**Task objective**
Using the records below, please work out how many lines contain "月鲜菜价格要比今年"; answer with the number alone.

------------------------

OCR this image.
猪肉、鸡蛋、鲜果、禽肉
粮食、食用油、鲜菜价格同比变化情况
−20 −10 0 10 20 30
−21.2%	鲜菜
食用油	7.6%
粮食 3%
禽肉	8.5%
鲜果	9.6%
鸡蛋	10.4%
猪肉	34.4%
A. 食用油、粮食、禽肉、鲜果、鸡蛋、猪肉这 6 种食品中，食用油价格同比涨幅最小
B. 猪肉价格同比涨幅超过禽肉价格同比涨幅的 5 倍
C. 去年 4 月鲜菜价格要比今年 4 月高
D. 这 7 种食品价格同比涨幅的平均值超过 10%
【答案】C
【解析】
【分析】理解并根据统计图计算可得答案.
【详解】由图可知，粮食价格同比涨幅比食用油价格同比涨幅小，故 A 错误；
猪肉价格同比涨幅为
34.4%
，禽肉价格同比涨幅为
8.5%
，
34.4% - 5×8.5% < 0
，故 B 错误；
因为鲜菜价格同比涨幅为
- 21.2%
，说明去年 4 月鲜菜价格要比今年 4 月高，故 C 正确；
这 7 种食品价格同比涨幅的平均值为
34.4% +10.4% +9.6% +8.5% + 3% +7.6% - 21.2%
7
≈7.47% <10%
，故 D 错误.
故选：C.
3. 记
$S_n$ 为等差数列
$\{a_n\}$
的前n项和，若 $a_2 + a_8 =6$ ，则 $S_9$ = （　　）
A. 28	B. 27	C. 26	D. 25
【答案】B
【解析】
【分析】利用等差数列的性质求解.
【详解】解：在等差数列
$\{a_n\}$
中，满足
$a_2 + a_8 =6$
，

------------------------

**The solution**
2